== Provided data

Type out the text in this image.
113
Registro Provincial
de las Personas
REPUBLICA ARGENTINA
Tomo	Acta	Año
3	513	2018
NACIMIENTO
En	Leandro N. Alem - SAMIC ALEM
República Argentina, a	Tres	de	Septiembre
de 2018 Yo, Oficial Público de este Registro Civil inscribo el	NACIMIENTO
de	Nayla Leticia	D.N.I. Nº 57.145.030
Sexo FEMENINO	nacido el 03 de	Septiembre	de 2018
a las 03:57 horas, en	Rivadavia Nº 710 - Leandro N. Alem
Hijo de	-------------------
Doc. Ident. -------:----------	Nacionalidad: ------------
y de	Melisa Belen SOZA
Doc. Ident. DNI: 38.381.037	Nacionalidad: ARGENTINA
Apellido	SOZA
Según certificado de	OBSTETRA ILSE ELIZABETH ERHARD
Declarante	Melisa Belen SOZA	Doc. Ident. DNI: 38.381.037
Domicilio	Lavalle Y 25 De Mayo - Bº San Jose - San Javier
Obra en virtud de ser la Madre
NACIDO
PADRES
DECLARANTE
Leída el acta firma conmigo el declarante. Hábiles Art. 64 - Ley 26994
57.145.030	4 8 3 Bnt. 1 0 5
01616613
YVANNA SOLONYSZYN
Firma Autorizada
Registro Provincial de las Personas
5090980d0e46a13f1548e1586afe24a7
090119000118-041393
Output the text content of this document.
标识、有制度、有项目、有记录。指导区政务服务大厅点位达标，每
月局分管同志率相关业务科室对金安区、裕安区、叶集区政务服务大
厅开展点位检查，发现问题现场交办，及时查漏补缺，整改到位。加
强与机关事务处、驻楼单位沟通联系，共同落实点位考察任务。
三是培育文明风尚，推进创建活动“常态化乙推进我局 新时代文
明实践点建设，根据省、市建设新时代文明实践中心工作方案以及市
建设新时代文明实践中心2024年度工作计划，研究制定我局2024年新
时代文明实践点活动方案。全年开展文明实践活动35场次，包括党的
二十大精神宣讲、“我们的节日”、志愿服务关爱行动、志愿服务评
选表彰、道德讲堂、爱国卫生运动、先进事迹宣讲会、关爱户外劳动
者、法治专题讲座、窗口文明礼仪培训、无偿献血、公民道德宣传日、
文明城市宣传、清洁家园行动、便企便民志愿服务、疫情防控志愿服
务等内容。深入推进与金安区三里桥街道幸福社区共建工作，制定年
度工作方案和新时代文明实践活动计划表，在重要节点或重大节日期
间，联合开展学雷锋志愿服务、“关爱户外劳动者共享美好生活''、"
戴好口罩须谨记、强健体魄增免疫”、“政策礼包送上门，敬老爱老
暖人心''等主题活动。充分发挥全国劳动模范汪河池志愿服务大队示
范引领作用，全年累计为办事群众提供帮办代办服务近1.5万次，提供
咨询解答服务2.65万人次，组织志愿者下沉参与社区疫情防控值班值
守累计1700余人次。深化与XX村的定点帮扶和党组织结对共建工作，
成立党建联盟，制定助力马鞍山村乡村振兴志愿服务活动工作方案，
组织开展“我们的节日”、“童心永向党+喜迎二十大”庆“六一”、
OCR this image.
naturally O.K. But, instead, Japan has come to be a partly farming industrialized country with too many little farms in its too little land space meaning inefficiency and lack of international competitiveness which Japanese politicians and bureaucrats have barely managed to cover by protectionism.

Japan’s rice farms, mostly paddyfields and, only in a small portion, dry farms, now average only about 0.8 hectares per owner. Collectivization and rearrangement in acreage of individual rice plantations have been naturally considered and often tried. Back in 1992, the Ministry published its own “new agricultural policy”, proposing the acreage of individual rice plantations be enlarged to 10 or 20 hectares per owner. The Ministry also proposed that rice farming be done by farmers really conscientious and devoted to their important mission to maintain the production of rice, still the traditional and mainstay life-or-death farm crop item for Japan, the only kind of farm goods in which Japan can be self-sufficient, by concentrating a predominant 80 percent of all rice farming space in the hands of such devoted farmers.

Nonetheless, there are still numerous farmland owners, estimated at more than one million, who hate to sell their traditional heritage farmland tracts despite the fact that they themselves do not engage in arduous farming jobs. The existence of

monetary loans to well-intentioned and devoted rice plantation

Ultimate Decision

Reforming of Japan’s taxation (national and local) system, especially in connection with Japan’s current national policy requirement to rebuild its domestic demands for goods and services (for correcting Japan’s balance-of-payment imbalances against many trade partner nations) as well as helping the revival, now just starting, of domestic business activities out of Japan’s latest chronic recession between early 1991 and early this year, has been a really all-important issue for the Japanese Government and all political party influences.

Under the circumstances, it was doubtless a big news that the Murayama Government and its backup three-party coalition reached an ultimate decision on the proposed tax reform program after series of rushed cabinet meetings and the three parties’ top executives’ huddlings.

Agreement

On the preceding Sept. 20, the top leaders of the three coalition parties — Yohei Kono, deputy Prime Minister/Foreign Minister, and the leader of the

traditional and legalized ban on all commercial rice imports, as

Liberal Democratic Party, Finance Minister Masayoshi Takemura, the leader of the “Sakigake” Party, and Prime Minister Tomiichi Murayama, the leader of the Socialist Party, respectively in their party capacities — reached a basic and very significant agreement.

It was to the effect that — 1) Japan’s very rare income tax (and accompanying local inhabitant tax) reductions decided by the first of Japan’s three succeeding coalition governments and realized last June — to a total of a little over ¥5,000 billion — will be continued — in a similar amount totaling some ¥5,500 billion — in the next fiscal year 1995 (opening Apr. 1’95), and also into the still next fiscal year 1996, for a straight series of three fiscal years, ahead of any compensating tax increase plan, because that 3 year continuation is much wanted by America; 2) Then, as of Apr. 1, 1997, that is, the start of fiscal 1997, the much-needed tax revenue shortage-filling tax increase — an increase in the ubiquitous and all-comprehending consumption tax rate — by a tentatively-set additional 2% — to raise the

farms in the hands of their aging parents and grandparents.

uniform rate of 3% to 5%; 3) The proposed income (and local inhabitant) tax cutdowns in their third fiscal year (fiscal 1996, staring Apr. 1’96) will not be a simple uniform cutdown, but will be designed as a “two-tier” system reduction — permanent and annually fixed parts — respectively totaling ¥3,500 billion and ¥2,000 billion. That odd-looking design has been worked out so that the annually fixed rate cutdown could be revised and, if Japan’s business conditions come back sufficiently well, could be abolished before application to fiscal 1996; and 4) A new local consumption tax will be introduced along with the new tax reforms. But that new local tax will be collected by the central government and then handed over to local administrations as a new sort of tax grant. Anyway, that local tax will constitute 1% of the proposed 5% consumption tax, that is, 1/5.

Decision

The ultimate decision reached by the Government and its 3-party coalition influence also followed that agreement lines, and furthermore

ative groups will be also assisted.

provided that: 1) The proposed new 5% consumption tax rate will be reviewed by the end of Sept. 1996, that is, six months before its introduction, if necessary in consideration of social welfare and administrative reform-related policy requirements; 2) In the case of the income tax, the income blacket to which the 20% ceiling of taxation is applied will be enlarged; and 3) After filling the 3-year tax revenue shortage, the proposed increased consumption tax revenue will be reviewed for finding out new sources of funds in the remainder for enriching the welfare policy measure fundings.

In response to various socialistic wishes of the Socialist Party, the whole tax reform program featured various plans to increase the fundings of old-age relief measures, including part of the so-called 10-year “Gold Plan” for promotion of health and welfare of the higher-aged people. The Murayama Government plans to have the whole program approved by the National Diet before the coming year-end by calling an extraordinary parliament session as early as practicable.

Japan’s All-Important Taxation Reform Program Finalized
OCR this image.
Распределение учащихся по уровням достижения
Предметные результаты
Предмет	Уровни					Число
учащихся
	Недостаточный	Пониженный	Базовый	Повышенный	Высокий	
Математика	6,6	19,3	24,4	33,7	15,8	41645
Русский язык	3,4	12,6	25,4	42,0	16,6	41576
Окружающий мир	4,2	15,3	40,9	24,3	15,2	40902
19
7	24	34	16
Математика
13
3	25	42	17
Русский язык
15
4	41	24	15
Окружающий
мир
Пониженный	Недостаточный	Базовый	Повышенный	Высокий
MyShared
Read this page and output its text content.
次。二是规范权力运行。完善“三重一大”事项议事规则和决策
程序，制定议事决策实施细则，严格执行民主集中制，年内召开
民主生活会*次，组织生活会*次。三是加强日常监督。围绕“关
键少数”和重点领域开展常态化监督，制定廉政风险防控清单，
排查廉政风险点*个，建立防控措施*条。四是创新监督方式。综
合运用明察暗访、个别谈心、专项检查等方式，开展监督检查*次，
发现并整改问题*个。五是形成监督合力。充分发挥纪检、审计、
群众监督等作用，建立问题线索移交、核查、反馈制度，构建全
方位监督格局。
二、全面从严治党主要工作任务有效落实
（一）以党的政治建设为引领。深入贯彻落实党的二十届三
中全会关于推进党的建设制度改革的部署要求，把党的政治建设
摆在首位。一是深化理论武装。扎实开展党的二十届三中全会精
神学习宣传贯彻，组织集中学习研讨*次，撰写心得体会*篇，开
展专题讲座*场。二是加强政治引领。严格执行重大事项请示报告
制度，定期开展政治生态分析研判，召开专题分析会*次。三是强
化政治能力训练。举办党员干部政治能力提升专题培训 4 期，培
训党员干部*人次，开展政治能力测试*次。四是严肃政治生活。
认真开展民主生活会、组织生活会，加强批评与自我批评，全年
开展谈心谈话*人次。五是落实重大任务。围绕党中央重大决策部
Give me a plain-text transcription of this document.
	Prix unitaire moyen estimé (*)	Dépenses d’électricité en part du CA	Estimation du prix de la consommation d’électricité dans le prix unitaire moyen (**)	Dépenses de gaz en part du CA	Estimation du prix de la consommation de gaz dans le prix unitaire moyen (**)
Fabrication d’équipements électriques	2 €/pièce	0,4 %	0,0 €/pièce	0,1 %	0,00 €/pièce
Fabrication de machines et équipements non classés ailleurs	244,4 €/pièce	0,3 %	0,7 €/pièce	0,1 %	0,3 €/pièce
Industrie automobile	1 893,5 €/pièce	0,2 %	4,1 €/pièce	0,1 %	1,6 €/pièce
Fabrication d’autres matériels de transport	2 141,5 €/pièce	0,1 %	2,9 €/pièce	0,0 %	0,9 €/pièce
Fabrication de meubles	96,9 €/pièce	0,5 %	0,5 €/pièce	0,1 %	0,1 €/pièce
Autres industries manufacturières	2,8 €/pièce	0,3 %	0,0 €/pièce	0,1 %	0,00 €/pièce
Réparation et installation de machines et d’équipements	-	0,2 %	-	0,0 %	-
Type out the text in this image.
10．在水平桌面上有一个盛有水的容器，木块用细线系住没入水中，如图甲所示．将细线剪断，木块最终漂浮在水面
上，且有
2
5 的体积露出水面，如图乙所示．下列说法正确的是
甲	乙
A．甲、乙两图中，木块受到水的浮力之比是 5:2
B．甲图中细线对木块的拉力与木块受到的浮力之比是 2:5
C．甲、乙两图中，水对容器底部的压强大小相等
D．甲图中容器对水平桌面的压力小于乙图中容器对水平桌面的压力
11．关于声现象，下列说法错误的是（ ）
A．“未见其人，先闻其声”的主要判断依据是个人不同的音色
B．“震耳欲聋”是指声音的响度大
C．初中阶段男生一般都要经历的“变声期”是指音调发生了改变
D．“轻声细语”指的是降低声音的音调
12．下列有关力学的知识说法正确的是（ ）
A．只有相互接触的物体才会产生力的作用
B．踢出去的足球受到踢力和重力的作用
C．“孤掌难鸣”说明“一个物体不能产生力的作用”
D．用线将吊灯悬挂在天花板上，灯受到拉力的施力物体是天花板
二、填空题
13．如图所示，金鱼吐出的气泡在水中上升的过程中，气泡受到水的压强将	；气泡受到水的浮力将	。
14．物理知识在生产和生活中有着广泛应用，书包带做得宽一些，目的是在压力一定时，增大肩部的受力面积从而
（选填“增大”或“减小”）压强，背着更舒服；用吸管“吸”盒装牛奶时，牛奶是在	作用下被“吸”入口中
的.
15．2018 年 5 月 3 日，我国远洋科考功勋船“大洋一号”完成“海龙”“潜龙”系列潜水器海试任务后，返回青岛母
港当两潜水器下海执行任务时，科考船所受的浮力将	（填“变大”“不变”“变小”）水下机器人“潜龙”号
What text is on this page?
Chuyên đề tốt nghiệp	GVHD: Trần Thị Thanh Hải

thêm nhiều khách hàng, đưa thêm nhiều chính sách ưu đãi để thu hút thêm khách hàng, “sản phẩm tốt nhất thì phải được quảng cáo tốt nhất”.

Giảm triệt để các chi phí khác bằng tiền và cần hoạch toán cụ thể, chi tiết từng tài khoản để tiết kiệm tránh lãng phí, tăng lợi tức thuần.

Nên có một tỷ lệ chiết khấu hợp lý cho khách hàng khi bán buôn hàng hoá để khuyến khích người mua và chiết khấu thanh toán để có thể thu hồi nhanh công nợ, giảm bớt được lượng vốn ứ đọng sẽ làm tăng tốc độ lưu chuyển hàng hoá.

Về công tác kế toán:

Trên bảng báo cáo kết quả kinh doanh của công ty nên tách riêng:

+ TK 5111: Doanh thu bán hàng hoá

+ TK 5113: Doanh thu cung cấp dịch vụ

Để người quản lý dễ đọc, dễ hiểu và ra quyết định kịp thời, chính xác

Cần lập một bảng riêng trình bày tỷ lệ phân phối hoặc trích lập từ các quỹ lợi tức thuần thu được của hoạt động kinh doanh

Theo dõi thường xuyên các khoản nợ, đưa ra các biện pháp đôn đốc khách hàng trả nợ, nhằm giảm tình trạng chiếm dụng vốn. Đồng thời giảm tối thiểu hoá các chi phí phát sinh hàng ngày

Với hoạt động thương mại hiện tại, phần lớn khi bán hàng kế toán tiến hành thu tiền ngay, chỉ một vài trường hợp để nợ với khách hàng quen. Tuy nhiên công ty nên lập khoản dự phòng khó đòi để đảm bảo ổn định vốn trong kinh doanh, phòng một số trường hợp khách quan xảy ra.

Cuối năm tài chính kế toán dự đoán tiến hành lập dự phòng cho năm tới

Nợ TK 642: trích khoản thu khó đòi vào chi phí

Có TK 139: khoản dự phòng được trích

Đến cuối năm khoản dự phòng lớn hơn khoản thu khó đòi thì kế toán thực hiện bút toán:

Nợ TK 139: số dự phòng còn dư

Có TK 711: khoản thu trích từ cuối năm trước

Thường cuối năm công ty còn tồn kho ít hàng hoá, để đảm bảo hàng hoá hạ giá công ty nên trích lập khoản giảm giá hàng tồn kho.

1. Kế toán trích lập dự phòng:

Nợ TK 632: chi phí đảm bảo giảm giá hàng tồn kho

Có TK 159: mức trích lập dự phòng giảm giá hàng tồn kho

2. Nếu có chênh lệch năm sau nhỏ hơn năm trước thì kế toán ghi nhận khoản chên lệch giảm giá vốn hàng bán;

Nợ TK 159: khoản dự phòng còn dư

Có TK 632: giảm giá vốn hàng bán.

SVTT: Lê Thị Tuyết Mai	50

====

» Request
Examine the entries and report how many of their lines contain the string "Математика", giving no more than the number.

» Expected output
2